>> BEGIN
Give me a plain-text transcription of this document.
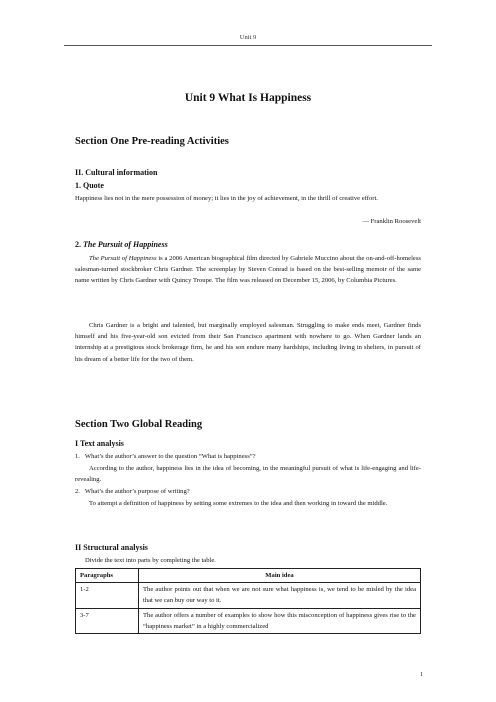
Unit 9
Unit 9 What Is Happiness
Section One Pre-reading Activities
II. Cultural information
1. Quote
Happiness lies not in the mere possession of money; it lies in the joy of achievement, in the thrill of creative effort.
— Franklin Roosevelt
2. The Pursuit of Happiness
The Pursuit of Happiness is a 2006 American biographical film directed by Gabriele Muccino about the on-and-off-homeless salesman-turned stockbroker Chris Gardner. The screenplay by Steven Conrad is based on the best-selling memoir of the same name written by Chris Gardner with Quincy Troupe. The film was released on December 15, 2006, by Columbia Pictures.
Chris Gardner is a bright and talented, but marginally employed salesman. Struggling to make ends meet, Gardner finds himself and his five-year-old son evicted from their San Francisco apartment with nowhere to go. When Gardner lands an internship at a prestigious stock brokerage firm, he and his son endure many hardships, including living in shelters, in pursuit of his dream of a better life for the two of them.
Section Two Global Reading
I Text analysis
1.   What’s the author’s answer to the question “What is happiness”?
According to the author, happiness lies in the idea of becoming, in the meaningful pursuit of what is life-engaging and life-revealing.
2.   What’s the author’s purpose of writing?
To attempt a definition of happiness by setting some extremes to the idea and then working in toward the middle.
II Structural analysis
Divide the text into parts by completing the table.
Paragraphs	Main idea
1-2	The author points out that when we are not sure what happiness is, we tend to be misled by the idea that we can buy our way to it.
3-7	The author offers a number of examples to show how this misconception of happiness gives rise to the “happiness market” in a highly commercialized
1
>> END
In the material above, find each line that contains the word "this", and select it.

#### [Solved problem]
Give me a plain-text transcription of this document.
3-7	The author offers a number of examples to show how this misconception of happiness gives rise to the “happiness market” in a highly commercialized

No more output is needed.